◆ Exercise prompt
Using the listing below, copy every line that mentions "管理处财务科财务工作总结".

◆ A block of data
###
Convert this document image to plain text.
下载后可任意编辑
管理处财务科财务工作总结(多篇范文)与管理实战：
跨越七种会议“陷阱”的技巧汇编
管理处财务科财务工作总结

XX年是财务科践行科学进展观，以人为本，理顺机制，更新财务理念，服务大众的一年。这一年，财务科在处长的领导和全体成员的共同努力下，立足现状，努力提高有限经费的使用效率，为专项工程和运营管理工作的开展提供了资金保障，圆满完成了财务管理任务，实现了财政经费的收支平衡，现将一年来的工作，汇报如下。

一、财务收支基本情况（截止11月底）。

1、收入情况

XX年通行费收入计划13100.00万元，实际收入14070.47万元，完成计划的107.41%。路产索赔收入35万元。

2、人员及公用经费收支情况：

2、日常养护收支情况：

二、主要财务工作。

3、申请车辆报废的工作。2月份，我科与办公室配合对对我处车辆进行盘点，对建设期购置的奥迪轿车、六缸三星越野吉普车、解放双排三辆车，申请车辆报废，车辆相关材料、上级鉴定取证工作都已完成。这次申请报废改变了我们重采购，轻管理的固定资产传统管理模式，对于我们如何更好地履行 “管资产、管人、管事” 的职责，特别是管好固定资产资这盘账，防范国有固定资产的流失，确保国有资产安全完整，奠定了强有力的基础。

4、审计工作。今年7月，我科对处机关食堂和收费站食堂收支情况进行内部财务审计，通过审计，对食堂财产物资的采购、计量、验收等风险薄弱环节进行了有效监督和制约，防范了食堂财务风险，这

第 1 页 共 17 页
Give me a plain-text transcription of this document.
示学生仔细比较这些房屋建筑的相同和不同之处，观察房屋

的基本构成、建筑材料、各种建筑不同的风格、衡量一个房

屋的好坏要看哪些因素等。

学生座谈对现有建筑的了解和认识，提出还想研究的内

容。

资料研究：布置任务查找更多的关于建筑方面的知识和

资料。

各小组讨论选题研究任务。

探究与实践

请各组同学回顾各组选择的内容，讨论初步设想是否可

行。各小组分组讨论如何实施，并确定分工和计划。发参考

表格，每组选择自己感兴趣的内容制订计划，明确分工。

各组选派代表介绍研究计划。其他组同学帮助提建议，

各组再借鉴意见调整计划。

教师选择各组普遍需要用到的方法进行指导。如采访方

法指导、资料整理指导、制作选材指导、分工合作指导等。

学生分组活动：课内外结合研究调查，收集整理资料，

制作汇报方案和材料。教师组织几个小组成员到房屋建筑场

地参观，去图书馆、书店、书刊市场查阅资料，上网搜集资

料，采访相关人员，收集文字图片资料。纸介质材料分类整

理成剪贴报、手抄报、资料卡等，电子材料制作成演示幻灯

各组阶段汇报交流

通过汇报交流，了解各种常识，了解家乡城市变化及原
###
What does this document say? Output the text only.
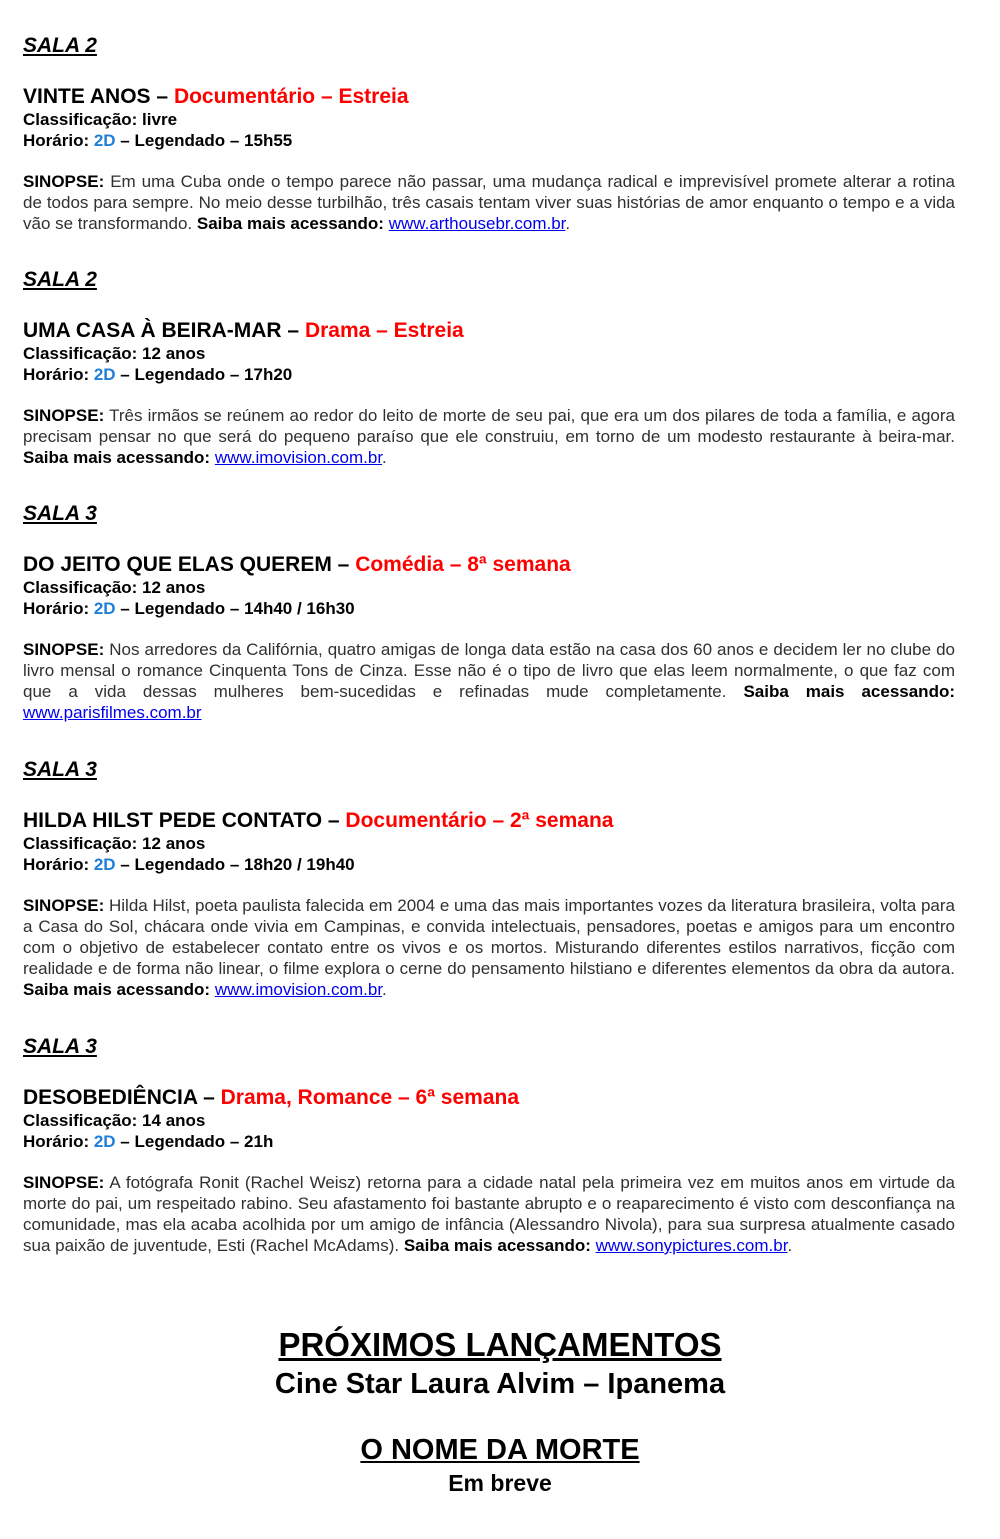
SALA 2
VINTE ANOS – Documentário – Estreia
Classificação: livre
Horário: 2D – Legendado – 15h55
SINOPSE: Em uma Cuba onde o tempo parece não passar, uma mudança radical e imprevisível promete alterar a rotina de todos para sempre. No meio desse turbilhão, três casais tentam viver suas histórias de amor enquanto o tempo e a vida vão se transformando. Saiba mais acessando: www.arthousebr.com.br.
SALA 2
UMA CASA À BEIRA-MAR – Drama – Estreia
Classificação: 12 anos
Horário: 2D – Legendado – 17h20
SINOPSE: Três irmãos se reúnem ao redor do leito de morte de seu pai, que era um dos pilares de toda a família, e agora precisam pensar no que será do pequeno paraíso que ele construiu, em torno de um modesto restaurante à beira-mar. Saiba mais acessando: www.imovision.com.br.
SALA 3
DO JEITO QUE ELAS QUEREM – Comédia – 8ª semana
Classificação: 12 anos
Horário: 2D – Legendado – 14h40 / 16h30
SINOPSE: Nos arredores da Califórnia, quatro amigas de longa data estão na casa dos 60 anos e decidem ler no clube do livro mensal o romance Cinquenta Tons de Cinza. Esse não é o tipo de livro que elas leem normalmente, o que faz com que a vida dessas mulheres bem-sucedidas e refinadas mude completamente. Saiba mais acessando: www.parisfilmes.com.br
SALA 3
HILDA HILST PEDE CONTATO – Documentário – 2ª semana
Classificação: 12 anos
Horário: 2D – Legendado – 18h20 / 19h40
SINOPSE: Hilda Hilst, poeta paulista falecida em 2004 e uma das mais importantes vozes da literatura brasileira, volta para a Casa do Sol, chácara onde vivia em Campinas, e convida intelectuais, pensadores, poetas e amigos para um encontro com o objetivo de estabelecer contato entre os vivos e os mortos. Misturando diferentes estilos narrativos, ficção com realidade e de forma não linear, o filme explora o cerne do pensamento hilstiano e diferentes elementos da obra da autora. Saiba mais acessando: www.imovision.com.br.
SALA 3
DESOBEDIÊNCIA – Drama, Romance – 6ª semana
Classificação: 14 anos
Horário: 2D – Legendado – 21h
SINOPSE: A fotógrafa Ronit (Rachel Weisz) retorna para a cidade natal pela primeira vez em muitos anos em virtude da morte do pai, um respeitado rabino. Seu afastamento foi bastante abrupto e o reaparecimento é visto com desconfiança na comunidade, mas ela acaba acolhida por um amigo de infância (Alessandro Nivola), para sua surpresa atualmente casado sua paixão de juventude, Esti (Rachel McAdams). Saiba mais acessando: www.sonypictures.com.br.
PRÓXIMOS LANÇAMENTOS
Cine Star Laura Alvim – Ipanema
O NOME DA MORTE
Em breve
###
◆ In response
管理处财务科财务工作总结(多篇范文)与管理实战：
管理处财务科财务工作总结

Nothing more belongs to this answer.